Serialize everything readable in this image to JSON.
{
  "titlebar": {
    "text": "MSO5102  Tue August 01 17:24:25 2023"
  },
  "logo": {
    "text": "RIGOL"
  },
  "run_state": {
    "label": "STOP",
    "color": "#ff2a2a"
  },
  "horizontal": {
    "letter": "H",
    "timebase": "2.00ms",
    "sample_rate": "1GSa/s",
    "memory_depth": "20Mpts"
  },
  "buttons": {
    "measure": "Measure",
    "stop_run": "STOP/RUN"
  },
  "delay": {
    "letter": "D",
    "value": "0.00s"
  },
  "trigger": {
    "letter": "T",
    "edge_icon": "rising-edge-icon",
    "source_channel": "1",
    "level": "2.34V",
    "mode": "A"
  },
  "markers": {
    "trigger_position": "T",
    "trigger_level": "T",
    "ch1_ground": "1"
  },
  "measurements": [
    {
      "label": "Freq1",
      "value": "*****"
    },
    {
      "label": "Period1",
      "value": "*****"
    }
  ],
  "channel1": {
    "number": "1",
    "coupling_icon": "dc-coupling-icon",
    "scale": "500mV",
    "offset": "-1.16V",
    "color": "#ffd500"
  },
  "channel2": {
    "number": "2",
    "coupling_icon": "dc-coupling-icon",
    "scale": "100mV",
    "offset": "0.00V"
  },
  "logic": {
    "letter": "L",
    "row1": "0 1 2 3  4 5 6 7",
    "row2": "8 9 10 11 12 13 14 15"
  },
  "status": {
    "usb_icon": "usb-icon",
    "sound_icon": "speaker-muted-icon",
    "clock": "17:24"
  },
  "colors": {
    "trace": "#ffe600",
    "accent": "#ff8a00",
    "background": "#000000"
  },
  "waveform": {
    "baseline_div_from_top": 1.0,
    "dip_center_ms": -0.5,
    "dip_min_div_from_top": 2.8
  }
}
::::
* _DIRECTIVE_:
Which lines contain the word "icon"? Copy each one.

* _CORRECT ANSWER_:
    "edge_icon": "rising-edge-icon",
    "coupling_icon": "dc-coupling-icon",
    "coupling_icon": "dc-coupling-icon",
    "usb_icon": "usb-icon",
    "sound_icon": "speaker-muted-icon",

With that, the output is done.